Consignes –
1. Recopiez mot pour mot le passage du texte sur le plan interministériel qui va de « Le plan interministériel » à « antisémites en France. », ces deux extrémités comprises.
2. Répondez aux questions suivantes à partir du texte sur le plan interministériel.
(a) À quelle date le gouvernement a-t-il dévoilé le plan ?
(b) Quel est le montant total de l'enveloppe prévue par le plan ?
(c) Selon Mario Stasi, quelle somme minimale faudrait-il sur la période ?

Document source –
______________________________

Le plan interministériel de lutte contre le racisme, l'antisémitisme et les discriminations, dévoilé le 7 juillet 2026 par le gouvernement, suscite une vive déception parmi les acteurs du secteur. Associations et experts dénoncent un manque d'ambition et des moyens financiers insuffisants pour endiguer la montée des actes racistes et antisémites en France.
Un plan jugé timide et sous-doté
Présenté par la Première ministre, ce plan quinquennal 2026-2031 prévoit une enveloppe de 150 millions d'euros, soit 30 millions par an. Un montant jugé dérisoire par la Ligue internationale contre le racisme et l'antisémitisme (Licra), qui rappelle que le budget de l'État dépasse les 400 milliards d'euros. « C'est une goutte d'eau dans un océan de besoins », a déclaré son président, Mario Stasi, estimant qu'il faudrait au moins 500 millions d'euros sur la période.

______________________________

Données affichées –
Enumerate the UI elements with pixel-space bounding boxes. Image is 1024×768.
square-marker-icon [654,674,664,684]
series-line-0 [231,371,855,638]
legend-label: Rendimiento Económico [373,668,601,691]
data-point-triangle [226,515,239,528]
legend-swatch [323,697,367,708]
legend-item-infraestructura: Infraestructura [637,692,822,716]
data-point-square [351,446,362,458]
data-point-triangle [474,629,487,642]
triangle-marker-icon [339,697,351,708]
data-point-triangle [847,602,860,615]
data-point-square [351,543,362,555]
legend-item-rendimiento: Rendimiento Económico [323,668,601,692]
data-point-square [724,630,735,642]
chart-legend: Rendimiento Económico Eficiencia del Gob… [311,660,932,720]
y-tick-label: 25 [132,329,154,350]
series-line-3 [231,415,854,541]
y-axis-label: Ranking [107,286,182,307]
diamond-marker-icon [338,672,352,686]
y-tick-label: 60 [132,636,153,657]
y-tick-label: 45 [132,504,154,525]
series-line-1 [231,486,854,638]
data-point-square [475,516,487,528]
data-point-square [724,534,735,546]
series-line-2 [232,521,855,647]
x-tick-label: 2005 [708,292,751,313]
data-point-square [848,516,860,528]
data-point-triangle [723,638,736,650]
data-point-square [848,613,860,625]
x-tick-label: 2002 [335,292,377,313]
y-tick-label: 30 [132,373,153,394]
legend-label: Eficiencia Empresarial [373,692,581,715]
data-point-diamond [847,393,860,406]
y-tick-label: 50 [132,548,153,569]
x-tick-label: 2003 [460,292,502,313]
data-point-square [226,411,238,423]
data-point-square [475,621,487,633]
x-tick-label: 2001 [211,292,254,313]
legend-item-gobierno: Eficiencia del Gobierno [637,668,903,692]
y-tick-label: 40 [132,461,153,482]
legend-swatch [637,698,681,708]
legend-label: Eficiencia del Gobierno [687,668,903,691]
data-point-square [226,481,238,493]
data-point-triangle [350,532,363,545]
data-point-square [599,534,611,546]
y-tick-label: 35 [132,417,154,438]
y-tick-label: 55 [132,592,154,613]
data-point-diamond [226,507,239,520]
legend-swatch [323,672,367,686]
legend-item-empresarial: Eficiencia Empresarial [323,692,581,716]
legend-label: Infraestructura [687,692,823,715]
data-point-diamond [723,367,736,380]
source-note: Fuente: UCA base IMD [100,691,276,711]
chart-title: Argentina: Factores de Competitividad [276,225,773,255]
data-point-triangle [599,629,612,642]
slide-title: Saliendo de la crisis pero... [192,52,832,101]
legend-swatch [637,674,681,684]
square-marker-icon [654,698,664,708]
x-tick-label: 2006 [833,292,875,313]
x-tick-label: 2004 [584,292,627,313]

______________________________

Réponses –
1.
Le plan interministériel de lutte contre le racisme, l'antisémitisme et les discriminations, dévoilé le 7 juillet 2026 par le gouvernement, suscite une vive déception parmi les acteurs du secteur. Associations et experts dénoncent un manque d'ambition et des moyens financiers insuffisants pour endiguer la montée des actes racistes et antisémites en France.

2.
(a) Le 7 juillet 2026.
(b) 150 millions d'euros.
(c) Au moins 500 millions d'euros.